[Extracted records]
▶

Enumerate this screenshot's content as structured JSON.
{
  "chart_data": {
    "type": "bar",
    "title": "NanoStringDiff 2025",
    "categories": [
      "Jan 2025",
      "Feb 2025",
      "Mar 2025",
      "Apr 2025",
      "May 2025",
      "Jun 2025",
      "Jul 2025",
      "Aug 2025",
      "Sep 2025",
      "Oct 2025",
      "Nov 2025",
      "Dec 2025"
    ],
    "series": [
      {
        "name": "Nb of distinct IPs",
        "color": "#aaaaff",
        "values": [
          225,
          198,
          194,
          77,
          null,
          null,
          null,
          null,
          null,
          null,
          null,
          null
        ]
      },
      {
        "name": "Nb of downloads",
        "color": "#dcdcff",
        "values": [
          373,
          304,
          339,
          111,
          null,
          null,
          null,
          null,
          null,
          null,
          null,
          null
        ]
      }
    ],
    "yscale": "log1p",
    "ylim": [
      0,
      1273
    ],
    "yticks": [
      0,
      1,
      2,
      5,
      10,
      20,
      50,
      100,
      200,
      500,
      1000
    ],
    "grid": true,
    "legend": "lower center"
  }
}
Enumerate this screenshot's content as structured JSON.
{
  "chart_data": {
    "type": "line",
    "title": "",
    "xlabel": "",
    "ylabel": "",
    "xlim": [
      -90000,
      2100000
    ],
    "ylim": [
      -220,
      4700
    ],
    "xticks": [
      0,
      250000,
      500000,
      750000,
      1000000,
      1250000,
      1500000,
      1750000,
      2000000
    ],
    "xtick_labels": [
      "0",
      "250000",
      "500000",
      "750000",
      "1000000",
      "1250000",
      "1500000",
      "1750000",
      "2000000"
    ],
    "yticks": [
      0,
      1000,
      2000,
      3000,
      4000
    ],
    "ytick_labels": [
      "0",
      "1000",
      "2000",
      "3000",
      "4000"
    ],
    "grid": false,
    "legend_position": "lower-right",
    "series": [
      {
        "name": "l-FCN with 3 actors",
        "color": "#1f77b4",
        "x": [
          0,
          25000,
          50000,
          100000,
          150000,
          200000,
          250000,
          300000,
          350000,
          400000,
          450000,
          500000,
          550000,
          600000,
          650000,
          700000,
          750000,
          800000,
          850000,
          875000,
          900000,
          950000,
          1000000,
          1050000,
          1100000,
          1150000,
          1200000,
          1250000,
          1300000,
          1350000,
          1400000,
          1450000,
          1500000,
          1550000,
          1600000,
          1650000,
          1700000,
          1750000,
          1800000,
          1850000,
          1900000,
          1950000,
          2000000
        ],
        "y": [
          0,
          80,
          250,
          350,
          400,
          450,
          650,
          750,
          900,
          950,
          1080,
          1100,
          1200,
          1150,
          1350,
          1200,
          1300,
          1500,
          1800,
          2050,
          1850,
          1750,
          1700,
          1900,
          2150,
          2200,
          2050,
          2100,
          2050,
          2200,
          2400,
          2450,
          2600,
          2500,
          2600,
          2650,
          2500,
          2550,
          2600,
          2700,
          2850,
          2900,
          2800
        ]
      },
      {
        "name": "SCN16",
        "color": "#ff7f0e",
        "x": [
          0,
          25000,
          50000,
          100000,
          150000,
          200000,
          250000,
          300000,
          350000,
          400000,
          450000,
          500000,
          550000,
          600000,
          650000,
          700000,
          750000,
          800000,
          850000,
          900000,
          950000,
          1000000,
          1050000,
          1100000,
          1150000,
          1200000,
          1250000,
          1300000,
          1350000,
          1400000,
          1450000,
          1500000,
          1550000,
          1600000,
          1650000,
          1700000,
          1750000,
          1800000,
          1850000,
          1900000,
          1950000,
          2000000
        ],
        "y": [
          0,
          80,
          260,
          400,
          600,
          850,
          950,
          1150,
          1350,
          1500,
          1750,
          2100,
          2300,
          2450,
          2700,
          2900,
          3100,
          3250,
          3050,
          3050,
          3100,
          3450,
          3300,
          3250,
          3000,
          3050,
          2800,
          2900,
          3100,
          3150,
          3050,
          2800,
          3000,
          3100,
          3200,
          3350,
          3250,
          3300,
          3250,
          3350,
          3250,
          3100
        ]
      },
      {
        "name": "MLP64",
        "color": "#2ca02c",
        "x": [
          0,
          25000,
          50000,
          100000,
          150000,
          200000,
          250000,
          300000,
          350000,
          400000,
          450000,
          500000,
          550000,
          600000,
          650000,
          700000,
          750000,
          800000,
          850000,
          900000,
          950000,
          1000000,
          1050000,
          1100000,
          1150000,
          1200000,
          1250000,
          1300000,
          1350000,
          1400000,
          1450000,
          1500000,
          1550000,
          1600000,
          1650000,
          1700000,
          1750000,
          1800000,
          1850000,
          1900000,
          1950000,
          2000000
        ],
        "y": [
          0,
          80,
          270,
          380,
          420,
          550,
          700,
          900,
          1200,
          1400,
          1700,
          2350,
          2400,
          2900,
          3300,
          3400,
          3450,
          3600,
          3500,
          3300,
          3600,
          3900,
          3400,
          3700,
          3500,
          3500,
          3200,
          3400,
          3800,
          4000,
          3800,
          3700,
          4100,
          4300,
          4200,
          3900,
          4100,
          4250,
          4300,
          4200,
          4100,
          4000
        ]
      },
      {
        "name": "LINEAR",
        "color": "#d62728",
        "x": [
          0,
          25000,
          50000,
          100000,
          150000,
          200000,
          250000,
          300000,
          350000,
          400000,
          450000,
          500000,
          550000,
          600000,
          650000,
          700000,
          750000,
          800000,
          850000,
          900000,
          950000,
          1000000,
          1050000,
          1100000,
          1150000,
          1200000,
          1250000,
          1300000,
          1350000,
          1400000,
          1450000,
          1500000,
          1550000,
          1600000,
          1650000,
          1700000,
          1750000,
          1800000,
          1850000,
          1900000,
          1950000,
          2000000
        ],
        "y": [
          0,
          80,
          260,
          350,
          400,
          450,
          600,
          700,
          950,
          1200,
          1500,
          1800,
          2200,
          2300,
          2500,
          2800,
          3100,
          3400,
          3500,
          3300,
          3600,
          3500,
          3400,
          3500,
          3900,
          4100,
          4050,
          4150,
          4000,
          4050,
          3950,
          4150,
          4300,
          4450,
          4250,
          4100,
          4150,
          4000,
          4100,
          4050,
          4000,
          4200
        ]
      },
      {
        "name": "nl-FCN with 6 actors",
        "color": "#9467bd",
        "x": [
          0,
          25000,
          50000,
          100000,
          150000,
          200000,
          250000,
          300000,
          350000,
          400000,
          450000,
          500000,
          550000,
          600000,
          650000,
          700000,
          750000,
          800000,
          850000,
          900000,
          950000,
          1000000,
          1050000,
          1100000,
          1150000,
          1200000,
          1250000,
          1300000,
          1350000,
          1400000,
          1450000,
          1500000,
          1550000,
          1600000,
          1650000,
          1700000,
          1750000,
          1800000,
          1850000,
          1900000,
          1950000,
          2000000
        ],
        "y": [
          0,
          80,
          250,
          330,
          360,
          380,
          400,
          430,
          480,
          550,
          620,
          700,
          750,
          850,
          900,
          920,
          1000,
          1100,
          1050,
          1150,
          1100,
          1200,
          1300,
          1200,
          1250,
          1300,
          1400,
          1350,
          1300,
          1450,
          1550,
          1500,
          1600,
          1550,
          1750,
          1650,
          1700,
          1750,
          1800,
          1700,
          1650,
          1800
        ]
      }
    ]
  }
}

◀

What the task asks
Repeat all entries. Match them exactly.

Full solution
Enumerate this screenshot's content as structured JSON.
{
  "chart_data": {
    "type": "bar",
    "title": "NanoStringDiff 2025",
    "categories": [
      "Jan 2025",
      "Feb 2025",
      "Mar 2025",
      "Apr 2025",
      "May 2025",
      "Jun 2025",
      "Jul 2025",
      "Aug 2025",
      "Sep 2025",
      "Oct 2025",
      "Nov 2025",
      "Dec 2025"
    ],
    "series": [
      {
        "name": "Nb of distinct IPs",
        "color": "#aaaaff",
        "values": [
          225,
          198,
          194,
          77,
          null,
          null,
          null,
          null,
          null,
          null,
          null,
          null
        ]
      },
      {
        "name": "Nb of downloads",
        "color": "#dcdcff",
        "values": [
          373,
          304,
          339,
          111,
          null,
          null,
          null,
          null,
          null,
          null,
          null,
          null
        ]
      }
    ],
    "yscale": "log1p",
    "ylim": [
      0,
      1273
    ],
    "yticks": [
      0,
      1,
      2,
      5,
      10,
      20,
      50,
      100,
      200,
      500,
      1000
    ],
    "grid": true,
    "legend": "lower center"
  }
}
Enumerate this screenshot's content as structured JSON.
{
  "chart_data": {
    "type": "line",
    "title": "",
    "xlabel": "",
    "ylabel": "",
    "xlim": [
      -90000,
      2100000
    ],
    "ylim": [
      -220,
      4700
    ],
    "xticks": [
      0,
      250000,
      500000,
      750000,
      1000000,
      1250000,
      1500000,
      1750000,
      2000000
    ],
    "xtick_labels": [
      "0",
      "250000",
      "500000",
      "750000",
      "1000000",
      "1250000",
      "1500000",
      "1750000",
      "2000000"
    ],
    "yticks": [
      0,
      1000,
      2000,
      3000,
      4000
    ],
    "ytick_labels": [
      "0",
      "1000",
      "2000",
      "3000",
      "4000"
    ],
    "grid": false,
    "legend_position": "lower-right",
    "series": [
      {
        "name": "l-FCN with 3 actors",
        "color": "#1f77b4",
        "x": [
          0,
          25000,
          50000,
          100000,
          150000,
          200000,
          250000,
          300000,
          350000,
          400000,
          450000,
          500000,
          550000,
          600000,
          650000,
          700000,
          750000,
          800000,
          850000,
          875000,
          900000,
          950000,
          1000000,
          1050000,
          1100000,
          1150000,
          1200000,
          1250000,
          1300000,
          1350000,
          1400000,
          1450000,
          1500000,
          1550000,
          1600000,
          1650000,
          1700000,
          1750000,
          1800000,
          1850000,
          1900000,
          1950000,
          2000000
        ],
        "y": [
          0,
          80,
          250,
          350,
          400,
          450,
          650,
          750,
          900,
          950,
          1080,
          1100,
          1200,
          1150,
          1350,
          1200,
          1300,
          1500,
          1800,
          2050,
          1850,
          1750,
          1700,
          1900,
          2150,
          2200,
          2050,
          2100,
          2050,
          2200,
          2400,
          2450,
          2600,
          2500,
          2600,
          2650,
          2500,
          2550,
          2600,
          2700,
          2850,
          2900,
          2800
        ]
      },
      {
        "name": "SCN16",
        "color": "#ff7f0e",
        "x": [
          0,
          25000,
          50000,
          100000,
          150000,
          200000,
          250000,
          300000,
          350000,
          400000,
          450000,
          500000,
          550000,
          600000,
          650000,
          700000,
          750000,
          800000,
          850000,
          900000,
          950000,
          1000000,
          1050000,
          1100000,
          1150000,
          1200000,
          1250000,
          1300000,
          1350000,
          1400000,
          1450000,
          1500000,
          1550000,
          1600000,
          1650000,
          1700000,
          1750000,
          1800000,
          1850000,
          1900000,
          1950000,
          2000000
        ],
        "y": [
          0,
          80,
          260,
          400,
          600,
          850,
          950,
          1150,
          1350,
          1500,
          1750,
          2100,
          2300,
          2450,
          2700,
          2900,
          3100,
          3250,
          3050,
          3050,
          3100,
          3450,
          3300,
          3250,
          3000,
          3050,
          2800,
          2900,
          3100,
          3150,
          3050,
          2800,
          3000,
          3100,
          3200,
          3350,
          3250,
          3300,
          3250,
          3350,
          3250,
          3100
        ]
      },
      {
        "name": "MLP64",
        "color": "#2ca02c",
        "x": [
          0,
          25000,
          50000,
          100000,
          150000,
          200000,
          250000,
          300000,
          350000,
          400000,
          450000,
          500000,
          550000,
          600000,
          650000,
          700000,
          750000,
          800000,
          850000,
          900000,
          950000,
          1000000,
          1050000,
          1100000,
          1150000,
          1200000,
          1250000,
          1300000,
          1350000,
          1400000,
          1450000,
          1500000,
          1550000,
          1600000,
          1650000,
          1700000,
          1750000,
          1800000,
          1850000,
          1900000,
          1950000,
          2000000
        ],
        "y": [
          0,
          80,
          270,
          380,
          420,
          550,
          700,
          900,
          1200,
          1400,
          1700,
          2350,
          2400,
          2900,
          3300,
          3400,
          3450,
          3600,
          3500,
          3300,
          3600,
          3900,
          3400,
          3700,
          3500,
          3500,
          3200,
          3400,
          3800,
          4000,
          3800,
          3700,
          4100,
          4300,
          4200,
          3900,
          4100,
          4250,
          4300,
          4200,
          4100,
          4000
        ]
      },
      {
        "name": "LINEAR",
        "color": "#d62728",
        "x": [
          0,
          25000,
          50000,
          100000,
          150000,
          200000,
          250000,
          300000,
          350000,
          400000,
          450000,
          500000,
          550000,
          600000,
          650000,
          700000,
          750000,
          800000,
          850000,
          900000,
          950000,
          1000000,
          1050000,
          1100000,
          1150000,
          1200000,
          1250000,
          1300000,
          1350000,
          1400000,
          1450000,
          1500000,
          1550000,
          1600000,
          1650000,
          1700000,
          1750000,
          1800000,
          1850000,
          1900000,
          1950000,
          2000000
        ],
        "y": [
          0,
          80,
          260,
          350,
          400,
          450,
          600,
          700,
          950,
          1200,
          1500,
          1800,
          2200,
          2300,
          2500,
          2800,
          3100,
          3400,
          3500,
          3300,
          3600,
          3500,
          3400,
          3500,
          3900,
          4100,
          4050,
          4150,
          4000,
          4050,
          3950,
          4150,
          4300,
          4450,
          4250,
          4100,
          4150,
          4000,
          4100,
          4050,
          4000,
          4200
        ]
      },
      {
        "name": "nl-FCN with 6 actors",
        "color": "#9467bd",
        "x": [
          0,
          25000,
          50000,
          100000,
          150000,
          200000,
          250000,
          300000,
          350000,
          400000,
          450000,
          500000,
          550000,
          600000,
          650000,
          700000,
          750000,
          800000,
          850000,
          900000,
          950000,
          1000000,
          1050000,
          1100000,
          1150000,
          1200000,
          1250000,
          1300000,
          1350000,
          1400000,
          1450000,
          1500000,
          1550000,
          1600000,
          1650000,
          1700000,
          1750000,
          1800000,
          1850000,
          1900000,
          1950000,
          2000000
        ],
        "y": [
          0,
          80,
          250,
          330,
          360,
          380,
          400,
          430,
          480,
          550,
          620,
          700,
          750,
          850,
          900,
          920,
          1000,
          1100,
          1050,
          1150,
          1100,
          1200,
          1300,
          1200,
          1250,
          1300,
          1400,
          1350,
          1300,
          1450,
          1550,
          1500,
          1600,
          1550,
          1750,
          1650,
          1700,
          1750,
          1800,
          1700,
          1650,
          1800
        ]
      }
    ]
  }
}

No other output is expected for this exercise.